Problem details: All the data should be repeated exactly. Any image in it is left out.

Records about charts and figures

┄┄┄┄┄┄┄┄┄┄┄┄┄┄┄┄┄┄┄┄

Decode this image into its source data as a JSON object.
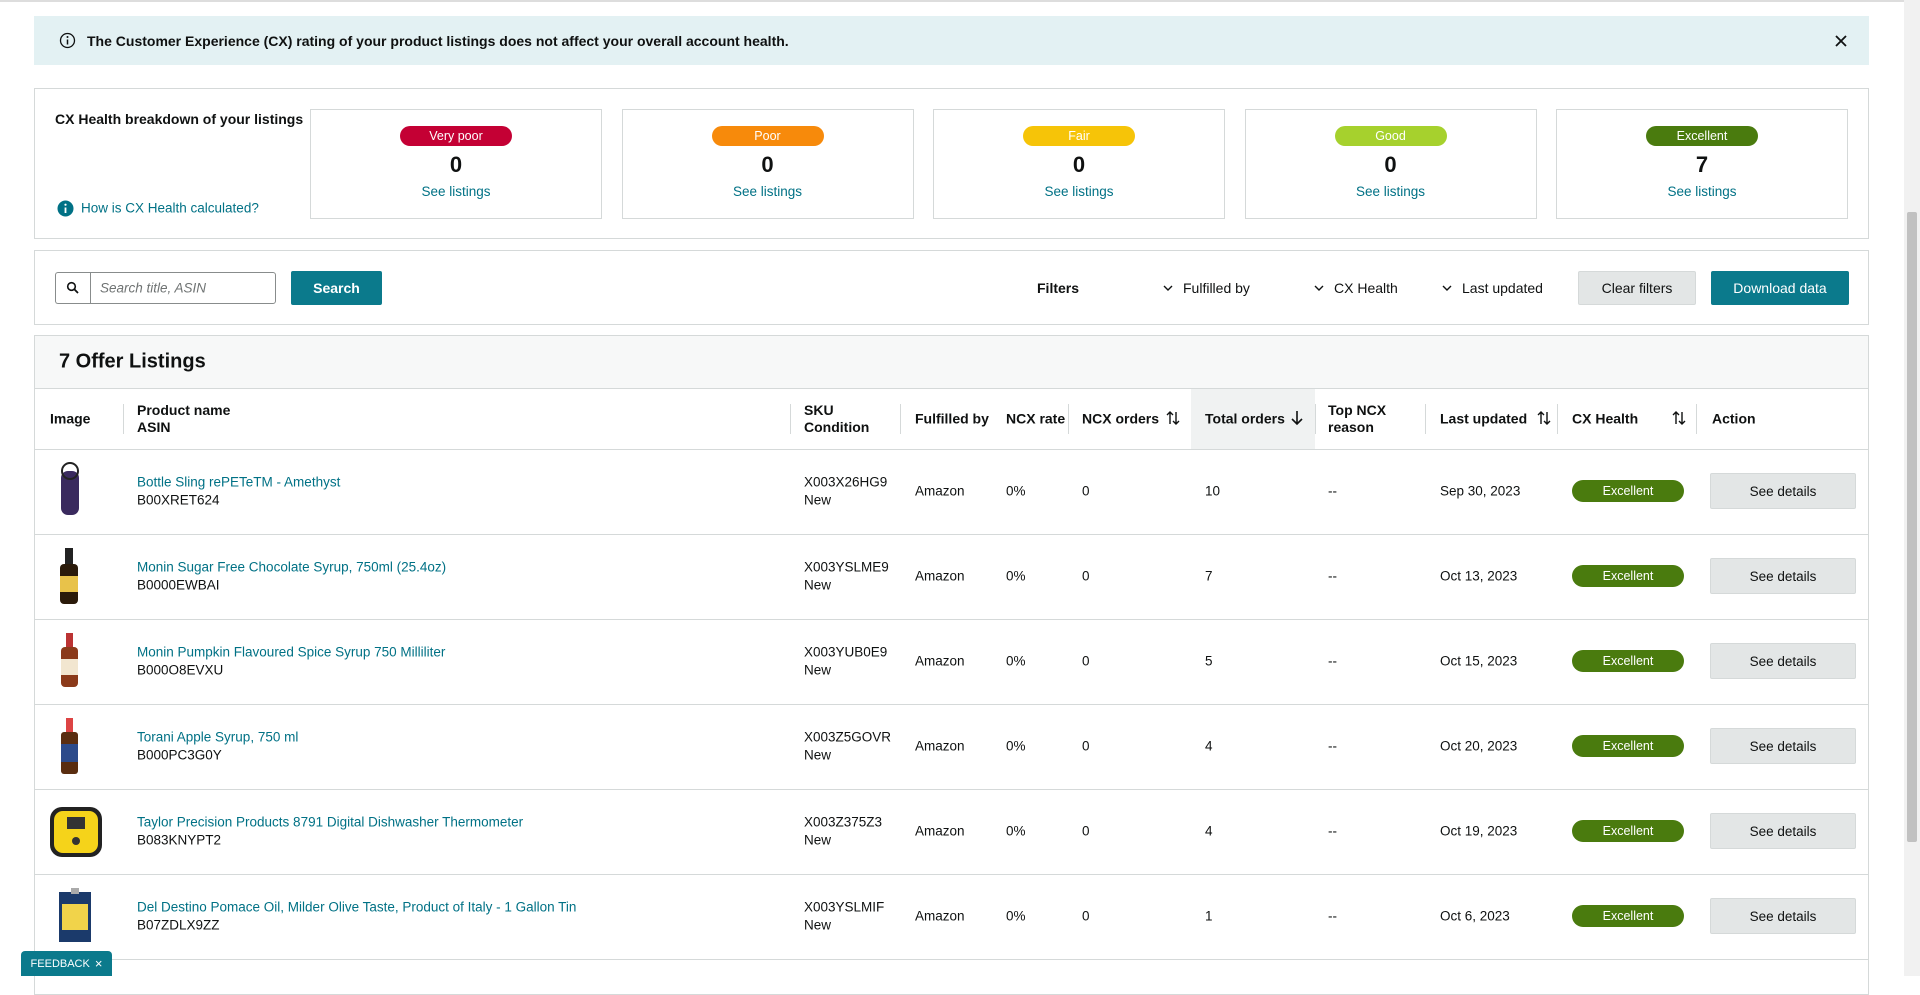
{
  "banner": {
    "text": "The Customer Experience (CX) rating of your product listings does not affect your overall account health."
  },
  "breakdown": {
    "title": "CX Health breakdown of your listings",
    "help_link": "How is CX Health calculated?",
    "cards": [
      {
        "label": "Very poor",
        "count": 0,
        "link": "See listings",
        "color": "#c40034"
      },
      {
        "label": "Poor",
        "count": 0,
        "link": "See listings",
        "color": "#f78a0b"
      },
      {
        "label": "Fair",
        "count": 0,
        "link": "See listings",
        "color": "#f6c408"
      },
      {
        "label": "Good",
        "count": 0,
        "link": "See listings",
        "color": "#a6d12d"
      },
      {
        "label": "Excellent",
        "count": 7,
        "link": "See listings",
        "color": "#4a7b0e"
      }
    ]
  },
  "toolbar": {
    "search_placeholder": "Search title, ASIN",
    "search_button": "Search",
    "filters_label": "Filters",
    "filters": [
      "Fulfilled by",
      "CX Health",
      "Last updated"
    ],
    "clear": "Clear filters",
    "download": "Download data"
  },
  "listings": {
    "title": "7 Offer Listings",
    "columns": [
      [
        "Image"
      ],
      [
        "Product name",
        "ASIN"
      ],
      [
        "SKU",
        "Condition"
      ],
      [
        "Fulfilled by"
      ],
      [
        "NCX rate"
      ],
      [
        "NCX orders"
      ],
      [
        "Total orders"
      ],
      [
        "Top NCX",
        "reason"
      ],
      [
        "Last updated"
      ],
      [
        "CX Health"
      ],
      [
        "Action"
      ]
    ],
    "rows": [
      {
        "product": "Bottle Sling rePETeTM - Amethyst",
        "asin": "B00XRET624",
        "sku": "X003X26HG9",
        "condition": "New",
        "fulfilled_by": "Amazon",
        "ncx_rate": "0%",
        "ncx_orders": 0,
        "total_orders": 10,
        "top_ncx_reason": "--",
        "last_updated": "Sep 30, 2023",
        "cx_health": "Excellent",
        "action": "See details"
      },
      {
        "product": "Monin Sugar Free Chocolate Syrup, 750ml (25.4oz)",
        "asin": "B0000EWBAI",
        "sku": "X003YSLME9",
        "condition": "New",
        "fulfilled_by": "Amazon",
        "ncx_rate": "0%",
        "ncx_orders": 0,
        "total_orders": 7,
        "top_ncx_reason": "--",
        "last_updated": "Oct 13, 2023",
        "cx_health": "Excellent",
        "action": "See details"
      },
      {
        "product": "Monin Pumpkin Flavoured Spice Syrup 750 Milliliter",
        "asin": "B000O8EVXU",
        "sku": "X003YUB0E9",
        "condition": "New",
        "fulfilled_by": "Amazon",
        "ncx_rate": "0%",
        "ncx_orders": 0,
        "total_orders": 5,
        "top_ncx_reason": "--",
        "last_updated": "Oct 15, 2023",
        "cx_health": "Excellent",
        "action": "See details"
      },
      {
        "product": "Torani Apple Syrup, 750 ml",
        "asin": "B000PC3G0Y",
        "sku": "X003Z5GOVR",
        "condition": "New",
        "fulfilled_by": "Amazon",
        "ncx_rate": "0%",
        "ncx_orders": 0,
        "total_orders": 4,
        "top_ncx_reason": "--",
        "last_updated": "Oct 20, 2023",
        "cx_health": "Excellent",
        "action": "See details"
      },
      {
        "product": "Taylor Precision Products 8791 Digital Dishwasher Thermometer",
        "asin": "B083KNYPT2",
        "sku": "X003Z375Z3",
        "condition": "New",
        "fulfilled_by": "Amazon",
        "ncx_rate": "0%",
        "ncx_orders": 0,
        "total_orders": 4,
        "top_ncx_reason": "--",
        "last_updated": "Oct 19, 2023",
        "cx_health": "Excellent",
        "action": "See details"
      },
      {
        "product": "Del Destino Pomace Oil, Milder Olive Taste, Product of Italy - 1 Gallon Tin",
        "asin": "B07ZDLX9ZZ",
        "sku": "X003YSLMIF",
        "condition": "New",
        "fulfilled_by": "Amazon",
        "ncx_rate": "0%",
        "ncx_orders": 0,
        "total_orders": 1,
        "top_ncx_reason": "--",
        "last_updated": "Oct 6, 2023",
        "cx_health": "Excellent",
        "action": "See details"
      }
    ]
  },
  "feedback": "FEEDBACK"
}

┄┄┄┄┄┄┄┄┄┄┄┄┄┄┄┄┄┄┄┄

Solution:
Decode this image into its source data as a JSON object.
{
  "banner": {
    "text": "The Customer Experience (CX) rating of your product listings does not affect your overall account health."
  },
  "breakdown": {
    "title": "CX Health breakdown of your listings",
    "help_link": "How is CX Health calculated?",
    "cards": [
      {
        "label": "Very poor",
        "count": 0,
        "link": "See listings",
        "color": "#c40034"
      },
      {
        "label": "Poor",
        "count": 0,
        "link": "See listings",
        "color": "#f78a0b"
      },
      {
        "label": "Fair",
        "count": 0,
        "link": "See listings",
        "color": "#f6c408"
      },
      {
        "label": "Good",
        "count": 0,
        "link": "See listings",
        "color": "#a6d12d"
      },
      {
        "label": "Excellent",
        "count": 7,
        "link": "See listings",
        "color": "#4a7b0e"
      }
    ]
  },
  "toolbar": {
    "search_placeholder": "Search title, ASIN",
    "search_button": "Search",
    "filters_label": "Filters",
    "filters": [
      "Fulfilled by",
      "CX Health",
      "Last updated"
    ],
    "clear": "Clear filters",
    "download": "Download data"
  },
  "listings": {
    "title": "7 Offer Listings",
    "columns": [
      [
        "Image"
      ],
      [
        "Product name",
        "ASIN"
      ],
      [
        "SKU",
        "Condition"
      ],
      [
        "Fulfilled by"
      ],
      [
        "NCX rate"
      ],
      [
        "NCX orders"
      ],
      [
        "Total orders"
      ],
      [
        "Top NCX",
        "reason"
      ],
      [
        "Last updated"
      ],
      [
        "CX Health"
      ],
      [
        "Action"
      ]
    ],
    "rows": [
      {
        "product": "Bottle Sling rePETeTM - Amethyst",
        "asin": "B00XRET624",
        "sku": "X003X26HG9",
        "condition": "New",
        "fulfilled_by": "Amazon",
        "ncx_rate": "0%",
        "ncx_orders": 0,
        "total_orders": 10,
        "top_ncx_reason": "--",
        "last_updated": "Sep 30, 2023",
        "cx_health": "Excellent",
        "action": "See details"
      },
      {
        "product": "Monin Sugar Free Chocolate Syrup, 750ml (25.4oz)",
        "asin": "B0000EWBAI",
        "sku": "X003YSLME9",
        "condition": "New",
        "fulfilled_by": "Amazon",
        "ncx_rate": "0%",
        "ncx_orders": 0,
        "total_orders": 7,
        "top_ncx_reason": "--",
        "last_updated": "Oct 13, 2023",
        "cx_health": "Excellent",
        "action": "See details"
      },
      {
        "product": "Monin Pumpkin Flavoured Spice Syrup 750 Milliliter",
        "asin": "B000O8EVXU",
        "sku": "X003YUB0E9",
        "condition": "New",
        "fulfilled_by": "Amazon",
        "ncx_rate": "0%",
        "ncx_orders": 0,
        "total_orders": 5,
        "top_ncx_reason": "--",
        "last_updated": "Oct 15, 2023",
        "cx_health": "Excellent",
        "action": "See details"
      },
      {
        "product": "Torani Apple Syrup, 750 ml",
        "asin": "B000PC3G0Y",
        "sku": "X003Z5GOVR",
        "condition": "New",
        "fulfilled_by": "Amazon",
        "ncx_rate": "0%",
        "ncx_orders": 0,
        "total_orders": 4,
        "top_ncx_reason": "--",
        "last_updated": "Oct 20, 2023",
        "cx_health": "Excellent",
        "action": "See details"
      },
      {
        "product": "Taylor Precision Products 8791 Digital Dishwasher Thermometer",
        "asin": "B083KNYPT2",
        "sku": "X003Z375Z3",
        "condition": "New",
        "fulfilled_by": "Amazon",
        "ncx_rate": "0%",
        "ncx_orders": 0,
        "total_orders": 4,
        "top_ncx_reason": "--",
        "last_updated": "Oct 19, 2023",
        "cx_health": "Excellent",
        "action": "See details"
      },
      {
        "product": "Del Destino Pomace Oil, Milder Olive Taste, Product of Italy - 1 Gallon Tin",
        "asin": "B07ZDLX9ZZ",
        "sku": "X003YSLMIF",
        "condition": "New",
        "fulfilled_by": "Amazon",
        "ncx_rate": "0%",
        "ncx_orders": 0,
        "total_orders": 1,
        "top_ncx_reason": "--",
        "last_updated": "Oct 6, 2023",
        "cx_health": "Excellent",
        "action": "See details"
      }
    ]
  },
  "feedback": "FEEDBACK"
}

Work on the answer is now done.